Reproduce each line of the listing exactly.
Start of Given information
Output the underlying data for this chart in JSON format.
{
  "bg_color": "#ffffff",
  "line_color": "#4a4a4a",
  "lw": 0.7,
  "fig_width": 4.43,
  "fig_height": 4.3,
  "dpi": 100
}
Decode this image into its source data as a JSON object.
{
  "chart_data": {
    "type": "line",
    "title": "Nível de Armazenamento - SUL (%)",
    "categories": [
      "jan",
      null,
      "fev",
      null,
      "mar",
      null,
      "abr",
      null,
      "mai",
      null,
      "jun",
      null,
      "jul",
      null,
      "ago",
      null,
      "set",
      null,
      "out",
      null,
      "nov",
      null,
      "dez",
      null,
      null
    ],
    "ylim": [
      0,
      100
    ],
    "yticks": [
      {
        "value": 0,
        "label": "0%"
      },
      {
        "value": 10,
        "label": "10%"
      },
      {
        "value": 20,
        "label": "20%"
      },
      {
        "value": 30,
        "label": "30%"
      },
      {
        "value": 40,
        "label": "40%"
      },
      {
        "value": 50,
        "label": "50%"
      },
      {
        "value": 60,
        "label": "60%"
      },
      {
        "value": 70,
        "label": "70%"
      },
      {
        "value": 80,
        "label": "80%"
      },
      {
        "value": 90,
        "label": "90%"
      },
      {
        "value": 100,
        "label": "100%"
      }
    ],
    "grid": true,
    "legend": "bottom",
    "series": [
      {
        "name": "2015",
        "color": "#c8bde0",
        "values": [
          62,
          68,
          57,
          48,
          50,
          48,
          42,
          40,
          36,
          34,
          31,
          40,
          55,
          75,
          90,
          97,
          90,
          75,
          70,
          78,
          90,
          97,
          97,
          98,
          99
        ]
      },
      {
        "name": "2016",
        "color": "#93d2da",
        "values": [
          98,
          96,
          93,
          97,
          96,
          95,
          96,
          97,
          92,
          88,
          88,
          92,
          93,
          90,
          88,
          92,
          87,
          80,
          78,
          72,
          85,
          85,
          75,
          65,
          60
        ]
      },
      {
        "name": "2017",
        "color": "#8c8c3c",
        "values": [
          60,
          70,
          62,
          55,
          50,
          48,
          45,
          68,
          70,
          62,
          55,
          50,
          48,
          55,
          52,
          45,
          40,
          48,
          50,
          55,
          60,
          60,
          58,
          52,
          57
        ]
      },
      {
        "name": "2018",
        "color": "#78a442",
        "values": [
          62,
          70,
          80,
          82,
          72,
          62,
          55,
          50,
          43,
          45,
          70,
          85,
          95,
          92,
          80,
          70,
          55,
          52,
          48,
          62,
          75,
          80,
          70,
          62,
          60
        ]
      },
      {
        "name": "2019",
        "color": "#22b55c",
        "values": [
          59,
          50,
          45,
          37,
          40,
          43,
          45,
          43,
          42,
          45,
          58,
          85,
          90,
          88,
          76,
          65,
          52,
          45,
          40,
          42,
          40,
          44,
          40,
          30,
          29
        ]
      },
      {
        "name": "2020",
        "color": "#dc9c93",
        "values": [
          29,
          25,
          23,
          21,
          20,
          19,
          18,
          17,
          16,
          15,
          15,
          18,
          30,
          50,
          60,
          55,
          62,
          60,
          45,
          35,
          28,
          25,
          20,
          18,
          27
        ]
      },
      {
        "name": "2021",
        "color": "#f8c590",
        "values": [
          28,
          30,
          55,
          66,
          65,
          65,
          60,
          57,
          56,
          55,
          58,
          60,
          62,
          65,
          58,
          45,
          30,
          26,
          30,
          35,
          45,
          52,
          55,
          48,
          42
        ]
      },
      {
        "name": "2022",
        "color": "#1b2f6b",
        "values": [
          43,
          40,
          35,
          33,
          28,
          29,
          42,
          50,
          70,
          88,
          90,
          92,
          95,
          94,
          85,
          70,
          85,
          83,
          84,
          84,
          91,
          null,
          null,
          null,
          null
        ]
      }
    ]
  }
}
End of Given information
▶ [Response to this exercise]
Output the underlying data for this chart in JSON format.
{
  "bg_color": "#ffffff",
  "line_color": "#4a4a4a",
  "lw": 0.7,
  "fig_width": 4.43,
  "fig_height": 4.3,
  "dpi": 100
}
Decode this image into its source data as a JSON object.
{
  "chart_data": {
    "type": "line",
    "title": "Nível de Armazenamento - SUL (%)",
    "categories": [
      "jan",
      null,
      "fev",
      null,
      "mar",
      null,
      "abr",
      null,
      "mai",
      null,
      "jun",
      null,
      "jul",
      null,
      "ago",
      null,
      "set",
      null,
      "out",
      null,
      "nov",
      null,
      "dez",
      null,
      null
    ],
    "ylim": [
      0,
      100
    ],
    "yticks": [
      {
        "value": 0,
        "label": "0%"
      },
      {
        "value": 10,
        "label": "10%"
      },
      {
        "value": 20,
        "label": "20%"
      },
      {
        "value": 30,
        "label": "30%"
      },
      {
        "value": 40,
        "label": "40%"
      },
      {
        "value": 50,
        "label": "50%"
      },
      {
        "value": 60,
        "label": "60%"
      },
      {
        "value": 70,
        "label": "70%"
      },
      {
        "value": 80,
        "label": "80%"
      },
      {
        "value": 90,
        "label": "90%"
      },
      {
        "value": 100,
        "label": "100%"
      }
    ],
    "grid": true,
    "legend": "bottom",
    "series": [
      {
        "name": "2015",
        "color": "#c8bde0",
        "values": [
          62,
          68,
          57,
          48,
          50,
          48,
          42,
          40,
          36,
          34,
          31,
          40,
          55,
          75,
          90,
          97,
          90,
          75,
          70,
          78,
          90,
          97,
          97,
          98,
          99
        ]
      },
      {
        "name": "2016",
        "color": "#93d2da",
        "values": [
          98,
          96,
          93,
          97,
          96,
          95,
          96,
          97,
          92,
          88,
          88,
          92,
          93,
          90,
          88,
          92,
          87,
          80,
          78,
          72,
          85,
          85,
          75,
          65,
          60
        ]
      },
      {
        "name": "2017",
        "color": "#8c8c3c",
        "values": [
          60,
          70,
          62,
          55,
          50,
          48,
          45,
          68,
          70,
          62,
          55,
          50,
          48,
          55,
          52,
          45,
          40,
          48,
          50,
          55,
          60,
          60,
          58,
          52,
          57
        ]
      },
      {
        "name": "2018",
        "color": "#78a442",
        "values": [
          62,
          70,
          80,
          82,
          72,
          62,
          55,
          50,
          43,
          45,
          70,
          85,
          95,
          92,
          80,
          70,
          55,
          52,
          48,
          62,
          75,
          80,
          70,
          62,
          60
        ]
      },
      {
        "name": "2019",
        "color": "#22b55c",
        "values": [
          59,
          50,
          45,
          37,
          40,
          43,
          45,
          43,
          42,
          45,
          58,
          85,
          90,
          88,
          76,
          65,
          52,
          45,
          40,
          42,
          40,
          44,
          40,
          30,
          29
        ]
      },
      {
        "name": "2020",
        "color": "#dc9c93",
        "values": [
          29,
          25,
          23,
          21,
          20,
          19,
          18,
          17,
          16,
          15,
          15,
          18,
          30,
          50,
          60,
          55,
          62,
          60,
          45,
          35,
          28,
          25,
          20,
          18,
          27
        ]
      },
      {
        "name": "2021",
        "color": "#f8c590",
        "values": [
          28,
          30,
          55,
          66,
          65,
          65,
          60,
          57,
          56,
          55,
          58,
          60,
          62,
          65,
          58,
          45,
          30,
          26,
          30,
          35,
          45,
          52,
          55,
          48,
          42
        ]
      },
      {
        "name": "2022",
        "color": "#1b2f6b",
        "values": [
          43,
          40,
          35,
          33,
          28,
          29,
          42,
          50,
          70,
          88,
          90,
          92,
          95,
          94,
          85,
          70,
          85,
          83,
          84,
          84,
          91,
          null,
          null,
          null,
          null
        ]
      }
    ]
  }
}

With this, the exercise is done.